▶ **AIM OF THE TASK**:
Please copy the entries below, substituting "wind-barb" for every "wind-arrow" and keeping everything else as it is.

BEGIN EXERCISE MATERIALS

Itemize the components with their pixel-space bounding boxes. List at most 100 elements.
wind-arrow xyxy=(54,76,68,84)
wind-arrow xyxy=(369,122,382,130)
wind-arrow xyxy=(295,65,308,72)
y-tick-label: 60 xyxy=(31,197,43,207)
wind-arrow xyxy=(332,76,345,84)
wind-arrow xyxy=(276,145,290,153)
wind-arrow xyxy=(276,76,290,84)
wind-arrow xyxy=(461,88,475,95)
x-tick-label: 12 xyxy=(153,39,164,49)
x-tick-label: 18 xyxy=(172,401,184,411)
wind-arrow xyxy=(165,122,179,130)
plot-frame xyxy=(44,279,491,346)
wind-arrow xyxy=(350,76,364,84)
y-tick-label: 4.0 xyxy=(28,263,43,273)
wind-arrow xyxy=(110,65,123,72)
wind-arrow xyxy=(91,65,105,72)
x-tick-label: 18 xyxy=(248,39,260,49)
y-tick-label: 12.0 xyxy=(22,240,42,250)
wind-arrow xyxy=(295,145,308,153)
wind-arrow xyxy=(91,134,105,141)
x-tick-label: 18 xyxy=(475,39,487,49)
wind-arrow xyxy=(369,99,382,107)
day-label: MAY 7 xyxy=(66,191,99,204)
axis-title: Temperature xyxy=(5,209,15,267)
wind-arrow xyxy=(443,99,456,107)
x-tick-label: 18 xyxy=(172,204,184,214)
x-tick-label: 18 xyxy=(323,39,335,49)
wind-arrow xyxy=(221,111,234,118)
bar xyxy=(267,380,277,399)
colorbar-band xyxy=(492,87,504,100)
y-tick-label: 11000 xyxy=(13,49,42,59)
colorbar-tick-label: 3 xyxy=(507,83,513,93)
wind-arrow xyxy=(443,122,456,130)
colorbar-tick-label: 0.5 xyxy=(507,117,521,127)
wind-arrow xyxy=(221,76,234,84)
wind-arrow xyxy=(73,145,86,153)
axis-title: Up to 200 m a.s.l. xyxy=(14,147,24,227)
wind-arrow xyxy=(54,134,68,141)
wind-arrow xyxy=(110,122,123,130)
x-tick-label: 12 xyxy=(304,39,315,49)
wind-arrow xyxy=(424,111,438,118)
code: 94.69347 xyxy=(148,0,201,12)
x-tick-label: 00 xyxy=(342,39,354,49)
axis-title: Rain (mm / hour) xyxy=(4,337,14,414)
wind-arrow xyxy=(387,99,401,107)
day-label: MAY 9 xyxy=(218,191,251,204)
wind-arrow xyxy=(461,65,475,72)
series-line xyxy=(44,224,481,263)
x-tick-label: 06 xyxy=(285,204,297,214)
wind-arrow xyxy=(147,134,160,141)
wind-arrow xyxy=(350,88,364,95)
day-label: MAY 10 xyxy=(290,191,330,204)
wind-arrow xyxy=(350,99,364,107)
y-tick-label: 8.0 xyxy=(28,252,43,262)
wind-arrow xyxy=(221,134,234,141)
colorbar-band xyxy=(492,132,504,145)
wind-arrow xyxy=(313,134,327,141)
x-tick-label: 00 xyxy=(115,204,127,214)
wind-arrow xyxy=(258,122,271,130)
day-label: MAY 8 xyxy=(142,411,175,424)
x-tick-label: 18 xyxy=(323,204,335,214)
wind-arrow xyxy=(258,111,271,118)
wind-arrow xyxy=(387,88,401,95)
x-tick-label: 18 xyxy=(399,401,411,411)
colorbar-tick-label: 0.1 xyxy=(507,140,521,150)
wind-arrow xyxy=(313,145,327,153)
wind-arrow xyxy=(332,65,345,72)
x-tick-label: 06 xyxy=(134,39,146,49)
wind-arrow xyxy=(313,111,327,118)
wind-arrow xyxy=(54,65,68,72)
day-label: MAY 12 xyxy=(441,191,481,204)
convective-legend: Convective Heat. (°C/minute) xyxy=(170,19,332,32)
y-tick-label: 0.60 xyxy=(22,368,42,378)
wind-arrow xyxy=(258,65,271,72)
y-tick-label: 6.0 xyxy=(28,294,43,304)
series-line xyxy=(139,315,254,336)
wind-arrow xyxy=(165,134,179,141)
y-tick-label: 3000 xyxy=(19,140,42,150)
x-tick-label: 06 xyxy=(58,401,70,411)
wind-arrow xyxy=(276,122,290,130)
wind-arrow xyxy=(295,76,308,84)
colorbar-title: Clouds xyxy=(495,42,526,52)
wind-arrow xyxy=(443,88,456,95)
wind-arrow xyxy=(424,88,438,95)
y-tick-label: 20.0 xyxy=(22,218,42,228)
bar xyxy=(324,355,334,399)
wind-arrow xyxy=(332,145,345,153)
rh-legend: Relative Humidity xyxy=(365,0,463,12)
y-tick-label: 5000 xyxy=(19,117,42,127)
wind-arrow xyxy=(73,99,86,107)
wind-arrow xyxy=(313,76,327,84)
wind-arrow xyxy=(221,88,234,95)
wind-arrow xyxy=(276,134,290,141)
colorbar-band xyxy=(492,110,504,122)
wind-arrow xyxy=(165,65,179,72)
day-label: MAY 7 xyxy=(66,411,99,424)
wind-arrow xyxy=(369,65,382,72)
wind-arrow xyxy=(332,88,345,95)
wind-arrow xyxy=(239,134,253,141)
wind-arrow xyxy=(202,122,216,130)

END EXERCISE MATERIALS

▶ **COMPLETED TASK**:
Itemize the components with their pixel-space bounding boxes. List at most 100 elements.
wind-barb xyxy=(54,76,68,84)
wind-barb xyxy=(369,122,382,130)
wind-barb xyxy=(295,65,308,72)
y-tick-label: 60 xyxy=(31,197,43,207)
wind-barb xyxy=(332,76,345,84)
wind-barb xyxy=(276,145,290,153)
wind-barb xyxy=(276,76,290,84)
wind-barb xyxy=(461,88,475,95)
x-tick-label: 12 xyxy=(153,39,164,49)
x-tick-label: 18 xyxy=(172,401,184,411)
wind-barb xyxy=(165,122,179,130)
plot-frame xyxy=(44,279,491,346)
wind-barb xyxy=(350,76,364,84)
y-tick-label: 4.0 xyxy=(28,263,43,273)
wind-barb xyxy=(110,65,123,72)
wind-barb xyxy=(91,65,105,72)
x-tick-label: 18 xyxy=(248,39,260,49)
y-tick-label: 12.0 xyxy=(22,240,42,250)
wind-barb xyxy=(295,145,308,153)
wind-barb xyxy=(91,134,105,141)
x-tick-label: 18 xyxy=(475,39,487,49)
wind-barb xyxy=(369,99,382,107)
day-label: MAY 7 xyxy=(66,191,99,204)
axis-title: Temperature xyxy=(5,209,15,267)
wind-barb xyxy=(443,99,456,107)
x-tick-label: 18 xyxy=(172,204,184,214)
x-tick-label: 18 xyxy=(323,39,335,49)
wind-barb xyxy=(221,111,234,118)
bar xyxy=(267,380,277,399)
colorbar-band xyxy=(492,87,504,100)
y-tick-label: 11000 xyxy=(13,49,42,59)
colorbar-tick-label: 3 xyxy=(507,83,513,93)
wind-barb xyxy=(443,122,456,130)
colorbar-tick-label: 0.5 xyxy=(507,117,521,127)
wind-barb xyxy=(221,76,234,84)
wind-barb xyxy=(73,145,86,153)
axis-title: Up to 200 m a.s.l. xyxy=(14,147,24,227)
wind-barb xyxy=(54,134,68,141)
wind-barb xyxy=(110,122,123,130)
x-tick-label: 12 xyxy=(304,39,315,49)
wind-barb xyxy=(424,111,438,118)
code: 94.69347 xyxy=(148,0,201,12)
x-tick-label: 00 xyxy=(342,39,354,49)
axis-title: Rain (mm / hour) xyxy=(4,337,14,414)
wind-barb xyxy=(387,99,401,107)
day-label: MAY 9 xyxy=(218,191,251,204)
wind-barb xyxy=(461,65,475,72)
series-line xyxy=(44,224,481,263)
x-tick-label: 06 xyxy=(285,204,297,214)
wind-barb xyxy=(147,134,160,141)
wind-barb xyxy=(350,88,364,95)
day-label: MAY 10 xyxy=(290,191,330,204)
wind-barb xyxy=(350,99,364,107)
y-tick-label: 8.0 xyxy=(28,252,43,262)
wind-barb xyxy=(221,134,234,141)
colorbar-band xyxy=(492,132,504,145)
wind-barb xyxy=(313,134,327,141)
x-tick-label: 00 xyxy=(115,204,127,214)
wind-barb xyxy=(258,122,271,130)
day-label: MAY 8 xyxy=(142,411,175,424)
x-tick-label: 18 xyxy=(323,204,335,214)
wind-barb xyxy=(258,111,271,118)
wind-barb xyxy=(387,88,401,95)
x-tick-label: 18 xyxy=(399,401,411,411)
colorbar-tick-label: 0.1 xyxy=(507,140,521,150)
wind-barb xyxy=(313,145,327,153)
wind-barb xyxy=(332,65,345,72)
x-tick-label: 06 xyxy=(134,39,146,49)
wind-barb xyxy=(313,111,327,118)
wind-barb xyxy=(54,65,68,72)
day-label: MAY 12 xyxy=(441,191,481,204)
convective-legend: Convective Heat. (°C/minute) xyxy=(170,19,332,32)
y-tick-label: 0.60 xyxy=(22,368,42,378)
wind-barb xyxy=(258,65,271,72)
y-tick-label: 6.0 xyxy=(28,294,43,304)
series-line xyxy=(139,315,254,336)
wind-barb xyxy=(165,134,179,141)
y-tick-label: 3000 xyxy=(19,140,42,150)
x-tick-label: 06 xyxy=(58,401,70,411)
wind-barb xyxy=(276,122,290,130)
wind-barb xyxy=(295,76,308,84)
colorbar-title: Clouds xyxy=(495,42,526,52)
wind-barb xyxy=(443,88,456,95)
wind-barb xyxy=(424,88,438,95)
y-tick-label: 20.0 xyxy=(22,218,42,228)
bar xyxy=(324,355,334,399)
wind-barb xyxy=(332,145,345,153)
rh-legend: Relative Humidity xyxy=(365,0,463,12)
y-tick-label: 5000 xyxy=(19,117,42,127)
wind-barb xyxy=(73,99,86,107)
wind-barb xyxy=(313,76,327,84)
wind-barb xyxy=(221,88,234,95)
wind-barb xyxy=(276,134,290,141)
colorbar-band xyxy=(492,110,504,122)
wind-barb xyxy=(165,65,179,72)
day-label: MAY 7 xyxy=(66,411,99,424)
wind-barb xyxy=(369,65,382,72)
wind-barb xyxy=(332,88,345,95)
wind-barb xyxy=(239,134,253,141)
wind-barb xyxy=(202,122,216,130)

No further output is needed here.